▶ **WHAT YOU HAVE TO DO**: Carry on the dated blog posts on corporate governance below from the point where they stop.

=== EXTRACT ===

Tuesday, November 18, 2003
 
Download "Internal Controls" Powerpoint for Today's Webcast

For today's "Internal Controls" webcast at 4 pm eastern time, download the Powerpoint from John Huber and Teri Iannaconi now. Download it as a PDF, if you don't have the Powerpoint "viewer" that enables web downloads of powerpoint presentations.

Growing Interest in Director Education

Probably bolstered by the new NYSE standard on corporate governance guidelines (that requires director education to be addressed), I have been getting numerous questions on director education. As a result, we have commenced a Quick Survey on Director Education and Orientation on TheCorporateCounsel.net - please take a moment to share your experiences.

Here's a coupla thoughts on directors colleges - we have a list of links to all of them on GreatGovernance.com by the way - many directors believe internal programs can be more useful since discussion among similarly situated directors can occur, management can participate and topics can be tailored to the company's circumstances (and it can save travel time and expenses).

Some companies also are exploring the use of reading material, multiple shorter programs at various times during the year by in-house or outside speakers, a long session or retreat devoted to a topic, or some combination of all.

Sharing Privileged Information with Buyers Without Waiving Privilege

In an interview with Brette Simon of Sheppard, Mullin, this dilemma is explored.

As Brette explains on one hand, it is incumbent on you - as the seller - to disclose to the buyer all material information relating to the business it is purchasing. On the other hand, should you share this confidential information with the potential buyer, you jeopardize waiving the attorney-client privilege with respect to the particular information, and, potentially, any other privileged information relating to the same subject matter.

This means that if litigation is pending - or is later filed against you - by a third party claimant (other than the buyer) regarding the problem, and the opposing party requests this confidential information, you will be unable to assert that it is privileged, and you will have to provide potentially damaging information to the claimant.



Monday, November 17, 2003
 
Ending the Year with a Bang!

=== STORED DATA ===

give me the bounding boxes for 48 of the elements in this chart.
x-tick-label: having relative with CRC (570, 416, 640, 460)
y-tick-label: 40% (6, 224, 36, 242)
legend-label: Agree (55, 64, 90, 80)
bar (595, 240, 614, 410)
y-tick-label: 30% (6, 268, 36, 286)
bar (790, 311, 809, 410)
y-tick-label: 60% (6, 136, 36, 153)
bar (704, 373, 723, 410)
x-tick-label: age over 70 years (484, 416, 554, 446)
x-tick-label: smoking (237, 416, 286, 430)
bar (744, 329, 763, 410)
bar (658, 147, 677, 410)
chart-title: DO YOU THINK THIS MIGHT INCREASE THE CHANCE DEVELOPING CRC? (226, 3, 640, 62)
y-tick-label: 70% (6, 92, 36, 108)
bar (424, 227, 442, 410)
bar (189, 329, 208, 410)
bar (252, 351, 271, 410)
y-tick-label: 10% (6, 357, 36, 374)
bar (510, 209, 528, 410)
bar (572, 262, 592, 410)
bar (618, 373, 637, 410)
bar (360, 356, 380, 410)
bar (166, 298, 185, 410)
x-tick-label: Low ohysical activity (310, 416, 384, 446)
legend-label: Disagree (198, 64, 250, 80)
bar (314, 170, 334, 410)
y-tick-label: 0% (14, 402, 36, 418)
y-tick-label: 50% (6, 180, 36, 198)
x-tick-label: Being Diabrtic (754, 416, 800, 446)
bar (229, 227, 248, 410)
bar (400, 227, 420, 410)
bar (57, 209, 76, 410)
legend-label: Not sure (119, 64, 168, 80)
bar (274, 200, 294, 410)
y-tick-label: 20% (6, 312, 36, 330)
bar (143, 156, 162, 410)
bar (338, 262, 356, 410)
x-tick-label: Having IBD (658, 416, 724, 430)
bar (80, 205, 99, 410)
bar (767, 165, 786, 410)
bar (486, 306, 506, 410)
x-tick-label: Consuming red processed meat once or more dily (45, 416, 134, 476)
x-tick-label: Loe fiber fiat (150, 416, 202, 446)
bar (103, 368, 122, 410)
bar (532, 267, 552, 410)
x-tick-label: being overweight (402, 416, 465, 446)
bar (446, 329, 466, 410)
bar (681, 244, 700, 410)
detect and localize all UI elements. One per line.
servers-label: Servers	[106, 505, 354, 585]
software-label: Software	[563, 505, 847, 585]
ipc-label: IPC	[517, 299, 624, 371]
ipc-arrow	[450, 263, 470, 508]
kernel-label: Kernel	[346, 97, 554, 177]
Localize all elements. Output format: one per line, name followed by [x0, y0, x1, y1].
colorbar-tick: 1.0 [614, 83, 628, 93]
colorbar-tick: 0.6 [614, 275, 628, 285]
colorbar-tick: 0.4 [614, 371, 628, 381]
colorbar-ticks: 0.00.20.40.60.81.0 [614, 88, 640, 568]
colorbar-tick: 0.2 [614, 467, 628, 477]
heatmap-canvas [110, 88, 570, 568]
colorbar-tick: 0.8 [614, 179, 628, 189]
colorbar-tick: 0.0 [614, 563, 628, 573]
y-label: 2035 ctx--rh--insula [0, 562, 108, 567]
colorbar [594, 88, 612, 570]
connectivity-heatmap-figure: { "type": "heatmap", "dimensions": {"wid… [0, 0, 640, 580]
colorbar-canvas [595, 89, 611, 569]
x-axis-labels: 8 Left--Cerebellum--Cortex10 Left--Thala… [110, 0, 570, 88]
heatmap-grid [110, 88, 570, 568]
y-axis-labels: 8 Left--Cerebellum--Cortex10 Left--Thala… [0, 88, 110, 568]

===

▶ **RESPONSE BELOW**:
We have three important webcasts coming up to end the year - first is the one tommorrow with John Huber of Latham & Watkins and Teri Iannaconi of KPMG on the practical implications of internal controls and all the other procedures that companies must put in place now (you can download the PowerPoint for this program now if you wish).

The other two webcasts are "back-to-back" in early December - Ron Mueller of Gibson Dunn, Karl Groskaufmanis of Fried Frank and Stacey Geer of BellSouth dissect new due diligence and drafting practices behind "The New MD&A" on December 10th.

Last - but not least - on December 11, we have a very practical examination of how companies are actually responding to the new SRO governance requirements. This will not be a recital of what are the new rules (the reason why I did not ask NYSE/Nasdaq reps to join the panel).

Rather, this will be inhouse lawyers explaining what their companies have actually done and why. This program - "The New Governance Listing Standards" - includes inhouse experts from both NYSE and Nasdaq companies. This webcast will ooze with practice pointers.

If you are not a subscriber, you can gain access to all three of these webcasts for free if you enter into a "no-risk" trial for 2004 ("no-risk" meaning you can obtain a refund at any time during '04 - no questions asked). For those of you in law firms, check out the advantages of our new "firmwide" license.

Q&A with Alan Beller

Arguably the best part of the PLI Securities Law Institute is when the Director of the Division of Corporation Finance answers questions during a brown bag lunch on the second day of the conference.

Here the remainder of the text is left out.